Dataset listings of figures
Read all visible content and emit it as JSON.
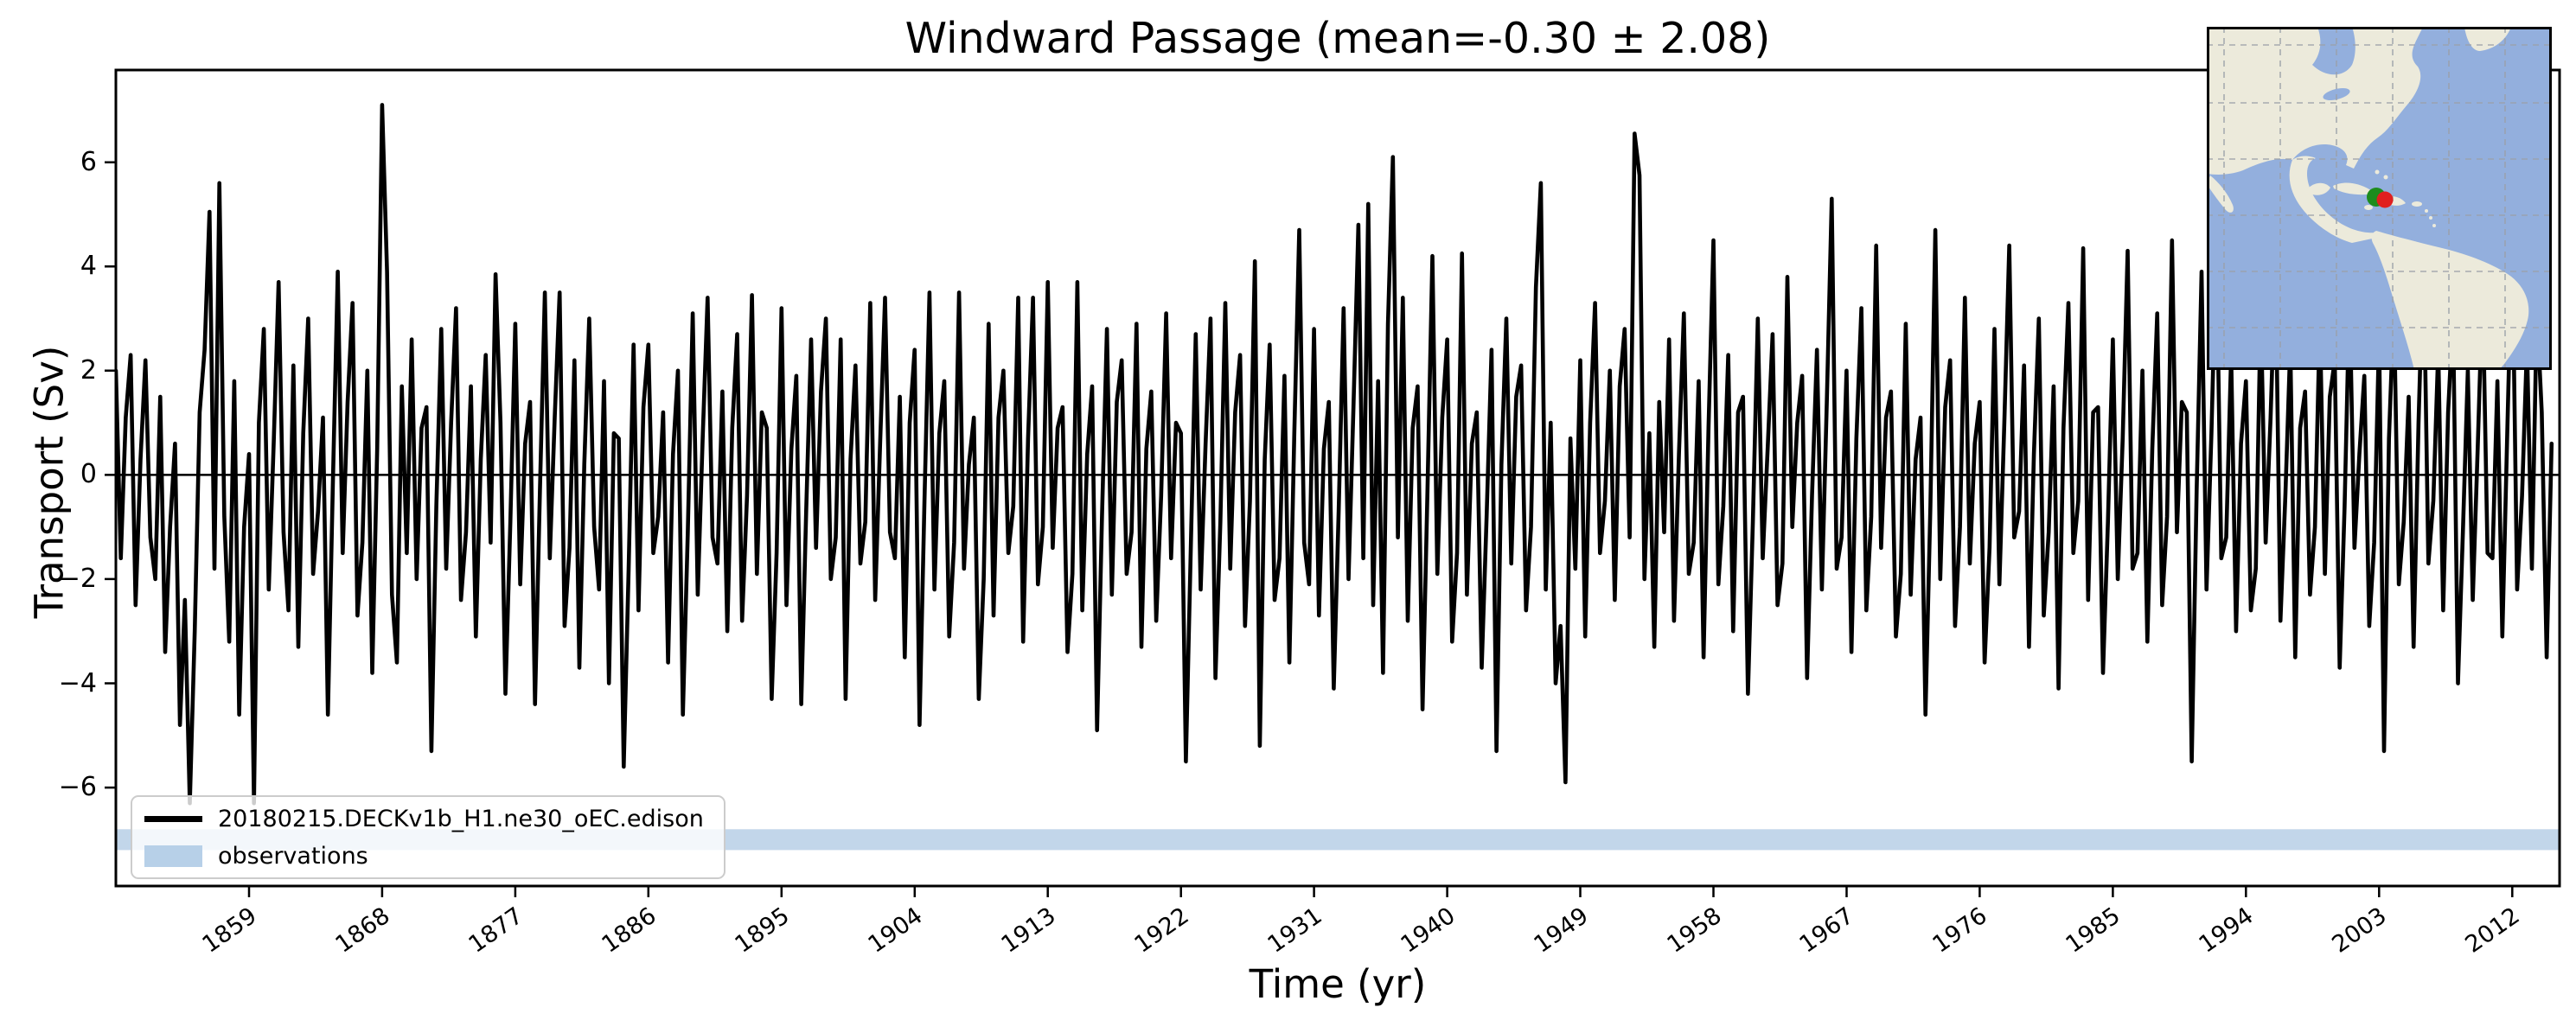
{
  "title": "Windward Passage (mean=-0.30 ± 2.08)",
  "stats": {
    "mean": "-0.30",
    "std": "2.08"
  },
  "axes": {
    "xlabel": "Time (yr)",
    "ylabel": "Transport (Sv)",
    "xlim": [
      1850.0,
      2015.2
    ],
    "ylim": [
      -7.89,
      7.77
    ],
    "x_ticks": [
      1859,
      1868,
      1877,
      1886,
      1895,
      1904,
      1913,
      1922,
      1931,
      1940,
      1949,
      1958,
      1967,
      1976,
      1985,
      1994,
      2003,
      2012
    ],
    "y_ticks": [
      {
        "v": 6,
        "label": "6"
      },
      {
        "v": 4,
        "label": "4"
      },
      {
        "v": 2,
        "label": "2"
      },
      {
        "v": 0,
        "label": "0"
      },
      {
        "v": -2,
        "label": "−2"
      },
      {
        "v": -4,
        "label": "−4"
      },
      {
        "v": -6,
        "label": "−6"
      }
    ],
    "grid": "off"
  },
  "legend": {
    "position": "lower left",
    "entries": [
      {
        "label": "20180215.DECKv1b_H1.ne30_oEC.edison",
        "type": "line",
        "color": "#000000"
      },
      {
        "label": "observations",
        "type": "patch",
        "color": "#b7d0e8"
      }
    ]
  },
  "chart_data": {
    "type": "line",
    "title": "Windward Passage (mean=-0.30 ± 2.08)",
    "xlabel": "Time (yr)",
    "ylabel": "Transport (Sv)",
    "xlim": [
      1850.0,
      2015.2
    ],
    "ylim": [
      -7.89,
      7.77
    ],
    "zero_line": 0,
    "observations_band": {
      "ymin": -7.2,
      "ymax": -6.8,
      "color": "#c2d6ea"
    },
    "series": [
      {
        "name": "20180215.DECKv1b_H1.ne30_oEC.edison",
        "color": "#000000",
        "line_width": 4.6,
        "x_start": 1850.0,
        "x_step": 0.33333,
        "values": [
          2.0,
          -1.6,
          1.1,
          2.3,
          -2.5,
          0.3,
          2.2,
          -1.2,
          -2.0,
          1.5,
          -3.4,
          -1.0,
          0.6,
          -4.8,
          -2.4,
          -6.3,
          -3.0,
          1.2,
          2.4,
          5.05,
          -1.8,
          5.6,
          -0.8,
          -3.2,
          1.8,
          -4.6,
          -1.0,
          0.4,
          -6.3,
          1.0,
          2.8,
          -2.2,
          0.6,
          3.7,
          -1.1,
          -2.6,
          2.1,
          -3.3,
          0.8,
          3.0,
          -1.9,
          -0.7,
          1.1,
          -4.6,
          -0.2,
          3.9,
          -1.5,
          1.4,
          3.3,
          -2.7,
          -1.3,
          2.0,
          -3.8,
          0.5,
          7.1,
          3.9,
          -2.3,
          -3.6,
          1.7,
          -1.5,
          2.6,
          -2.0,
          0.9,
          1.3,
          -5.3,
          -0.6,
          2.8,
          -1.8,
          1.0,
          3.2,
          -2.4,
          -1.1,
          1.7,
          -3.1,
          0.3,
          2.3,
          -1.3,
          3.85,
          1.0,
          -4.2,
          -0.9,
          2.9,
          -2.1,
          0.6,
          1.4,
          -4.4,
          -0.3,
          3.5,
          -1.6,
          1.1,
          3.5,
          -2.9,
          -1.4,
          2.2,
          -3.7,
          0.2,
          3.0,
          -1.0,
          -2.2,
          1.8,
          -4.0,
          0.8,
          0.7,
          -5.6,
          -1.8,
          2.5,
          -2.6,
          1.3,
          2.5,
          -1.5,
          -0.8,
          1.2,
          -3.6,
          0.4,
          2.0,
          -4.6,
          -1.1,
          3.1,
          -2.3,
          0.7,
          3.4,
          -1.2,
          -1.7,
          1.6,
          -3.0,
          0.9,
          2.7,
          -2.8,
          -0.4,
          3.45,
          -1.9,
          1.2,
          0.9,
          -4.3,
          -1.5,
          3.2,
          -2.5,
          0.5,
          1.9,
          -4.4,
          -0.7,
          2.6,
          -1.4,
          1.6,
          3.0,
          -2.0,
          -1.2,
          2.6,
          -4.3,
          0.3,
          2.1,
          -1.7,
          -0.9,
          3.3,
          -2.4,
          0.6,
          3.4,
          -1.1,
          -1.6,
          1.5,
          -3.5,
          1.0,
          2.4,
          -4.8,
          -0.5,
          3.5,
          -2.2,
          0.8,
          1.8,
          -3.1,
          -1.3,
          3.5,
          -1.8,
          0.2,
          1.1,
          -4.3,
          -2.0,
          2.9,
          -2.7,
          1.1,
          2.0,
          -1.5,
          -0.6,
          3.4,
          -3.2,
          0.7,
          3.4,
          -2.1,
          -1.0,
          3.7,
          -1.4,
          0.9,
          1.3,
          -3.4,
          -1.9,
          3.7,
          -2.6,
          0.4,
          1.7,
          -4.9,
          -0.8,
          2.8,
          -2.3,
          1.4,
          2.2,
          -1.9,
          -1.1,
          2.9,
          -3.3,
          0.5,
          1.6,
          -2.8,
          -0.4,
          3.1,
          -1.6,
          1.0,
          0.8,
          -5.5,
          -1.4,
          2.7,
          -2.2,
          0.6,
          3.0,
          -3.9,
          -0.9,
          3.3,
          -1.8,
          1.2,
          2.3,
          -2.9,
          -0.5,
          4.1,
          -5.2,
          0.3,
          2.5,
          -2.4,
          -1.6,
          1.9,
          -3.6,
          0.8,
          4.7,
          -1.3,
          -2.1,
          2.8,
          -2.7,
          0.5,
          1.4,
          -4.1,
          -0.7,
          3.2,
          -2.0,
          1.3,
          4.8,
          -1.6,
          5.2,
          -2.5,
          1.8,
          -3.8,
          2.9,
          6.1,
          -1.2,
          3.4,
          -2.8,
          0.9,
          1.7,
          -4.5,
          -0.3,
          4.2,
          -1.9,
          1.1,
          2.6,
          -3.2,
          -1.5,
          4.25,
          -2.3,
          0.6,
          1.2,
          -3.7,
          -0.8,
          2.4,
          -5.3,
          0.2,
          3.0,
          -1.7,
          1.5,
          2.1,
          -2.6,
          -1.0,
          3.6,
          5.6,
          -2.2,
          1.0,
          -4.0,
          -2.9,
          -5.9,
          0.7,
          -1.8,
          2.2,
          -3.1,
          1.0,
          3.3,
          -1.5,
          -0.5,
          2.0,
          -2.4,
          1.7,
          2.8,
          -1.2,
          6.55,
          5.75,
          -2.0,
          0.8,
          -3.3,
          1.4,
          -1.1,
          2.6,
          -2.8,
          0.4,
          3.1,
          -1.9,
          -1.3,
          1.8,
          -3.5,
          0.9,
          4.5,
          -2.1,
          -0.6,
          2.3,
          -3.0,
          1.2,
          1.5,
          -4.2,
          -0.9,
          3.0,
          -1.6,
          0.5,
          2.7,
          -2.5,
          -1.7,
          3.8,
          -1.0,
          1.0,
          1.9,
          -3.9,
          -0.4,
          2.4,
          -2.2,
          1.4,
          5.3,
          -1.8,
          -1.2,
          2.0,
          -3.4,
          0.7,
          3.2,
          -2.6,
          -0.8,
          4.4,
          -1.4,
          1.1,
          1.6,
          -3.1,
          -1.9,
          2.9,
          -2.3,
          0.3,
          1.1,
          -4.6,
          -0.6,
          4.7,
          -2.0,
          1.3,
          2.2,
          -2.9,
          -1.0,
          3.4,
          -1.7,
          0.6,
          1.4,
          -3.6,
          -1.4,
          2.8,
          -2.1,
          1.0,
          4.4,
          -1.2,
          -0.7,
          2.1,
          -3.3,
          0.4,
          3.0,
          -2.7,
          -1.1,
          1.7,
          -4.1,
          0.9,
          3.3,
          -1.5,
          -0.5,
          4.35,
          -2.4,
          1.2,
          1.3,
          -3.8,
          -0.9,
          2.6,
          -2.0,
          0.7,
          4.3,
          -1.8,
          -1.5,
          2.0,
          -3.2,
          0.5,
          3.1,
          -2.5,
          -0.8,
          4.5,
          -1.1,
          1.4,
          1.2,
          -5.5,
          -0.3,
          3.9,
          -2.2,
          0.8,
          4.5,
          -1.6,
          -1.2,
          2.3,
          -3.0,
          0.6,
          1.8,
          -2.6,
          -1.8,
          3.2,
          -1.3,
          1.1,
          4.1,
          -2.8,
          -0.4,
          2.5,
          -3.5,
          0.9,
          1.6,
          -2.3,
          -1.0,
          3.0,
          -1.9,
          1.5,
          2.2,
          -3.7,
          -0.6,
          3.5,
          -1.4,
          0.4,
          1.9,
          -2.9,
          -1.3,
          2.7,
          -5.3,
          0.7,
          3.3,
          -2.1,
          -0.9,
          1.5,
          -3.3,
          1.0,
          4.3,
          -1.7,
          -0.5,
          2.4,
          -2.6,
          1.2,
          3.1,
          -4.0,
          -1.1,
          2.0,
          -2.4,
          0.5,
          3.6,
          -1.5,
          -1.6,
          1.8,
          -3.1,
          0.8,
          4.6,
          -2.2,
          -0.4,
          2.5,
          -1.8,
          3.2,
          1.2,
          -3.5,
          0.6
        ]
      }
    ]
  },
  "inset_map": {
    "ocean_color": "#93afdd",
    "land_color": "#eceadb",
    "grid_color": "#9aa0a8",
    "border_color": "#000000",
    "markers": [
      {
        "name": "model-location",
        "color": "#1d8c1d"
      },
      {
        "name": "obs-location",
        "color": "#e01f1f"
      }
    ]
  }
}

→ What the task requires:
Copy each line of the listing that contains the string "edison".

→ Right answer:
        "label": "20180215.DECKv1b_H1.ne30_oEC.edison",
        "name": "20180215.DECKv1b_H1.ne30_oEC.edison",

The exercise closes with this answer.